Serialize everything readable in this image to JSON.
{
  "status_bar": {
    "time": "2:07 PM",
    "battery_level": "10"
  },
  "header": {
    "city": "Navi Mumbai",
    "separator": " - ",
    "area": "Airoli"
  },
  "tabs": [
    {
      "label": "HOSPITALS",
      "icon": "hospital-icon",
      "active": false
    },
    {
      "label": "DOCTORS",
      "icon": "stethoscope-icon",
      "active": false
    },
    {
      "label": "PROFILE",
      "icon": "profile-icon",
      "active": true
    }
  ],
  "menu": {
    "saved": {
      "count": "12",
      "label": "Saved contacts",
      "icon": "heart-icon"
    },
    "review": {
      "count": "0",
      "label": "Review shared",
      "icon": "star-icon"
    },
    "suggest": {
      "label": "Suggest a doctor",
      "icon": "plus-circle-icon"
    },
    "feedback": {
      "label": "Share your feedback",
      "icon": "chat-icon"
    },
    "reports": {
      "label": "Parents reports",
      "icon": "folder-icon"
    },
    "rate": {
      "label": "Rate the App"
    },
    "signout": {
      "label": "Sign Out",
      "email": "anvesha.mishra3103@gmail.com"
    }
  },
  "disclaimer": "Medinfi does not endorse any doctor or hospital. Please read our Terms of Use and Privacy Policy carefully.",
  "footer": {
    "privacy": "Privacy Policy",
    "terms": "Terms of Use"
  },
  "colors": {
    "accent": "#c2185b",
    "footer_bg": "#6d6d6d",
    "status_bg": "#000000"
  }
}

◆ ◆ ◆ ◆ ◆ ◆ ◆

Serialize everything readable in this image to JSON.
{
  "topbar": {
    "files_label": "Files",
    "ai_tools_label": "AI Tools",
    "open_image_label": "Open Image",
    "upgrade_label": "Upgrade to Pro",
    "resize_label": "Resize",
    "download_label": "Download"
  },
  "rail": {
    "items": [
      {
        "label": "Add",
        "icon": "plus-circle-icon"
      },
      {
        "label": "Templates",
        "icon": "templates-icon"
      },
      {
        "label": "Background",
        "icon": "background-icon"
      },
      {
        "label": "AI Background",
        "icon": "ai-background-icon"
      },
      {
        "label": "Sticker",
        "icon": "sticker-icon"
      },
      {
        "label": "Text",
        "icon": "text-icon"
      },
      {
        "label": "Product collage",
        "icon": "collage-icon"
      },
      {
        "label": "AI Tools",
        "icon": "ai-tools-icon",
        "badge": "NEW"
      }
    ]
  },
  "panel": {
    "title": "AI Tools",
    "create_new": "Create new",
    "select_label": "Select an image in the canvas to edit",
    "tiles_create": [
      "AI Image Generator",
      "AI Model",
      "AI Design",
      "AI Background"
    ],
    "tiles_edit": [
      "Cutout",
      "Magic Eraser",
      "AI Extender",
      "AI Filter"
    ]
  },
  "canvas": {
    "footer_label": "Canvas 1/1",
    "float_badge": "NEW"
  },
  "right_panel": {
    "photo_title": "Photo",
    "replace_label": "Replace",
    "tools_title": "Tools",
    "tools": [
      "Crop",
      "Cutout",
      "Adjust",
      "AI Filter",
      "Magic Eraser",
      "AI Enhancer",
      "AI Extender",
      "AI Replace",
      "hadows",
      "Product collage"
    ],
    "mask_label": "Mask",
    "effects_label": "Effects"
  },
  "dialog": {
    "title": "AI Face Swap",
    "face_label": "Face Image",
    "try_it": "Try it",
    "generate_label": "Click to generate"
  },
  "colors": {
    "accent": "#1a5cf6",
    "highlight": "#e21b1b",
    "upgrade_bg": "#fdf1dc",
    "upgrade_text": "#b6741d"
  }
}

◆ ◆ ◆ ◆ ◆ ◆ ◆

**WRITTEN EXERCISE**
Leave out every line without the string "plus" and copy the rest.

**SOLUTION FOR THIS PROBLEM**
      "icon": "plus-circle-icon"
        "icon": "plus-circle-icon"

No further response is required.